* [EXERCISE PROMPT] The exercise asks for every line of the data to be reproduced exactly.

** begin PROVIDED MATERIAL **

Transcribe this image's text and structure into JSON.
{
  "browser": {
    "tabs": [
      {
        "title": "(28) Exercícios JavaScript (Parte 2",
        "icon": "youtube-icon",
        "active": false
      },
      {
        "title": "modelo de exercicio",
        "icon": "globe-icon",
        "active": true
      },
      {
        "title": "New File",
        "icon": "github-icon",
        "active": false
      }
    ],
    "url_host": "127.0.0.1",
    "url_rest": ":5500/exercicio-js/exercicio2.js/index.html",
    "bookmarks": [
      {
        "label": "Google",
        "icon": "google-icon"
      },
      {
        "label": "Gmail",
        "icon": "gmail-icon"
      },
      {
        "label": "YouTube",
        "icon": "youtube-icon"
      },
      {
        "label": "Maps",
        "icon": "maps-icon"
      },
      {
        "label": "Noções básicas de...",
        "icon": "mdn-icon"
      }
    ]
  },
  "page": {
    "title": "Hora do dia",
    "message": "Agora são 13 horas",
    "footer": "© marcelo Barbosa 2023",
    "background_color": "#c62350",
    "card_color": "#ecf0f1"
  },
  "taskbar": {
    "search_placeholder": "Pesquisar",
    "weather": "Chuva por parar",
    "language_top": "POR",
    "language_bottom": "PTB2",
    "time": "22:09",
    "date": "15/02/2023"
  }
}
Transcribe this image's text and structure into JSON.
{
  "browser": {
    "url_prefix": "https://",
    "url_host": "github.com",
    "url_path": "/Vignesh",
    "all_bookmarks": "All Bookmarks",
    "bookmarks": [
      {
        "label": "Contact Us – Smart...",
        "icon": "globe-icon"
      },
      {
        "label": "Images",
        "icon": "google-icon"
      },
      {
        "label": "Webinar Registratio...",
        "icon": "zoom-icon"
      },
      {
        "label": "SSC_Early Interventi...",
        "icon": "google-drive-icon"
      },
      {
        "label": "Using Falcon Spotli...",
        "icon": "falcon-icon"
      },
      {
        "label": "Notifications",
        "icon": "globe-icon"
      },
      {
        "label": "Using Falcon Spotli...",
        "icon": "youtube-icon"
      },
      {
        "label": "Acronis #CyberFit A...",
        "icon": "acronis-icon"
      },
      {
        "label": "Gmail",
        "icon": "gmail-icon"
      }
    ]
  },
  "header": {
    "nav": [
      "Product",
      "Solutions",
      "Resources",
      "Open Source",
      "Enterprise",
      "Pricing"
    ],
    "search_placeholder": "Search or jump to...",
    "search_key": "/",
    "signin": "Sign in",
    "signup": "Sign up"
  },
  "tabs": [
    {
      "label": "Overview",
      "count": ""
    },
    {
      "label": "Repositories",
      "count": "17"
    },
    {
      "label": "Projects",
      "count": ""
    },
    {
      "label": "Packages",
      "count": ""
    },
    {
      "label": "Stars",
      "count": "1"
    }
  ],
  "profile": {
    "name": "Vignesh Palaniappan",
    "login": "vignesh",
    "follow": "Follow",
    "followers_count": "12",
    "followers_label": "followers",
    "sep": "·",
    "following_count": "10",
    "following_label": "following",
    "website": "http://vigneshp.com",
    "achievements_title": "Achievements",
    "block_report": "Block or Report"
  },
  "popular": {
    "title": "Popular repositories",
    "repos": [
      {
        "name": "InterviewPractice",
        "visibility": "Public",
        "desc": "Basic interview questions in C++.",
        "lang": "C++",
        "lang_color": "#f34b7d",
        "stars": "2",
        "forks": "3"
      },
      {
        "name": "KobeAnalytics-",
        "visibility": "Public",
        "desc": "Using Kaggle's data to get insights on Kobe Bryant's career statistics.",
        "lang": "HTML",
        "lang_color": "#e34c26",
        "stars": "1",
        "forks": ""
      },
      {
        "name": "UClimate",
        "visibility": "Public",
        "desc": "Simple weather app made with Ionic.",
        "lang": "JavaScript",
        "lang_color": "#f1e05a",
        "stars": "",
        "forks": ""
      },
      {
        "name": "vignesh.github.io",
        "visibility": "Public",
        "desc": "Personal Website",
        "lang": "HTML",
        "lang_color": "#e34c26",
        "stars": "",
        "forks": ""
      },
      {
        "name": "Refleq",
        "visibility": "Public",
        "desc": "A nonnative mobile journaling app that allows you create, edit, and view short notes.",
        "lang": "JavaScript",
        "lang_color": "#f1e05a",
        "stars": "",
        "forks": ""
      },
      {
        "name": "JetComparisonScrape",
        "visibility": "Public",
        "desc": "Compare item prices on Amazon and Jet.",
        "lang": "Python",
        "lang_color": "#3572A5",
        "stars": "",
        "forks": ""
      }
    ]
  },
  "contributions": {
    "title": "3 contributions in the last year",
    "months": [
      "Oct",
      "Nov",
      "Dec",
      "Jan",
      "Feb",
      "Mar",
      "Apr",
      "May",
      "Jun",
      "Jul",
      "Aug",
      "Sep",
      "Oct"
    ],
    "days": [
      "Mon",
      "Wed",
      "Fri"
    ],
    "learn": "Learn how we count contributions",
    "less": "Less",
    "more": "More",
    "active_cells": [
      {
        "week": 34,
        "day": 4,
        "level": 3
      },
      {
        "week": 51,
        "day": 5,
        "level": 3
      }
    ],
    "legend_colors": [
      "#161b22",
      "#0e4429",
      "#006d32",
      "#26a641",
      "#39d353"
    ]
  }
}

** end PROVIDED MATERIAL **

* [RESPONSE BELOW]
Transcribe this image's text and structure into JSON.
{
  "browser": {
    "tabs": [
      {
        "title": "(28) Exercícios JavaScript (Parte 2",
        "icon": "youtube-icon",
        "active": false
      },
      {
        "title": "modelo de exercicio",
        "icon": "globe-icon",
        "active": true
      },
      {
        "title": "New File",
        "icon": "github-icon",
        "active": false
      }
    ],
    "url_host": "127.0.0.1",
    "url_rest": ":5500/exercicio-js/exercicio2.js/index.html",
    "bookmarks": [
      {
        "label": "Google",
        "icon": "google-icon"
      },
      {
        "label": "Gmail",
        "icon": "gmail-icon"
      },
      {
        "label": "YouTube",
        "icon": "youtube-icon"
      },
      {
        "label": "Maps",
        "icon": "maps-icon"
      },
      {
        "label": "Noções básicas de...",
        "icon": "mdn-icon"
      }
    ]
  },
  "page": {
    "title": "Hora do dia",
    "message": "Agora são 13 horas",
    "footer": "© marcelo Barbosa 2023",
    "background_color": "#c62350",
    "card_color": "#ecf0f1"
  },
  "taskbar": {
    "search_placeholder": "Pesquisar",
    "weather": "Chuva por parar",
    "language_top": "POR",
    "language_bottom": "PTB2",
    "time": "22:09",
    "date": "15/02/2023"
  }
}
Transcribe this image's text and structure into JSON.
{
  "browser": {
    "url_prefix": "https://",
    "url_host": "github.com",
    "url_path": "/Vignesh",
    "all_bookmarks": "All Bookmarks",
    "bookmarks": [
      {
        "label": "Contact Us – Smart...",
        "icon": "globe-icon"
      },
      {
        "label": "Images",
        "icon": "google-icon"
      },
      {
        "label": "Webinar Registratio...",
        "icon": "zoom-icon"
      },
      {
        "label": "SSC_Early Interventi...",
        "icon": "google-drive-icon"
      },
      {
        "label": "Using Falcon Spotli...",
        "icon": "falcon-icon"
      },
      {
        "label": "Notifications",
        "icon": "globe-icon"
      },
      {
        "label": "Using Falcon Spotli...",
        "icon": "youtube-icon"
      },
      {
        "label": "Acronis #CyberFit A...",
        "icon": "acronis-icon"
      },
      {
        "label": "Gmail",
        "icon": "gmail-icon"
      }
    ]
  },
  "header": {
    "nav": [
      "Product",
      "Solutions",
      "Resources",
      "Open Source",
      "Enterprise",
      "Pricing"
    ],
    "search_placeholder": "Search or jump to...",
    "search_key": "/",
    "signin": "Sign in",
    "signup": "Sign up"
  },
  "tabs": [
    {
      "label": "Overview",
      "count": ""
    },
    {
      "label": "Repositories",
      "count": "17"
    },
    {
      "label": "Projects",
      "count": ""
    },
    {
      "label": "Packages",
      "count": ""
    },
    {
      "label": "Stars",
      "count": "1"
    }
  ],
  "profile": {
    "name": "Vignesh Palaniappan",
    "login": "vignesh",
    "follow": "Follow",
    "followers_count": "12",
    "followers_label": "followers",
    "sep": "·",
    "following_count": "10",
    "following_label": "following",
    "website": "http://vigneshp.com",
    "achievements_title": "Achievements",
    "block_report": "Block or Report"
  },
  "popular": {
    "title": "Popular repositories",
    "repos": [
      {
        "name": "InterviewPractice",
        "visibility": "Public",
        "desc": "Basic interview questions in C++.",
        "lang": "C++",
        "lang_color": "#f34b7d",
        "stars": "2",
        "forks": "3"
      },
      {
        "name": "KobeAnalytics-",
        "visibility": "Public",
        "desc": "Using Kaggle's data to get insights on Kobe Bryant's career statistics.",
        "lang": "HTML",
        "lang_color": "#e34c26",
        "stars": "1",
        "forks": ""
      },
      {
        "name": "UClimate",
        "visibility": "Public",
        "desc": "Simple weather app made with Ionic.",
        "lang": "JavaScript",
        "lang_color": "#f1e05a",
        "stars": "",
        "forks": ""
      },
      {
        "name": "vignesh.github.io",
        "visibility": "Public",
        "desc": "Personal Website",
        "lang": "HTML",
        "lang_color": "#e34c26",
        "stars": "",
        "forks": ""
      },
      {
        "name": "Refleq",
        "visibility": "Public",
        "desc": "A nonnative mobile journaling app that allows you create, edit, and view short notes.",
        "lang": "JavaScript",
        "lang_color": "#f1e05a",
        "stars": "",
        "forks": ""
      },
      {
        "name": "JetComparisonScrape",
        "visibility": "Public",
        "desc": "Compare item prices on Amazon and Jet.",
        "lang": "Python",
        "lang_color": "#3572A5",
        "stars": "",
        "forks": ""
      }
    ]
  },
  "contributions": {
    "title": "3 contributions in the last year",
    "months": [
      "Oct",
      "Nov",
      "Dec",
      "Jan",
      "Feb",
      "Mar",
      "Apr",
      "May",
      "Jun",
      "Jul",
      "Aug",
      "Sep",
      "Oct"
    ],
    "days": [
      "Mon",
      "Wed",
      "Fri"
    ],
    "learn": "Learn how we count contributions",
    "less": "Less",
    "more": "More",
    "active_cells": [
      {
        "week": 34,
        "day": 4,
        "level": 3
      },
      {
        "week": 51,
        "day": 5,
        "level": 3
      }
    ],
    "legend_colors": [
      "#161b22",
      "#0e4429",
      "#006d32",
      "#26a641",
      "#39d353"
    ]
  }
}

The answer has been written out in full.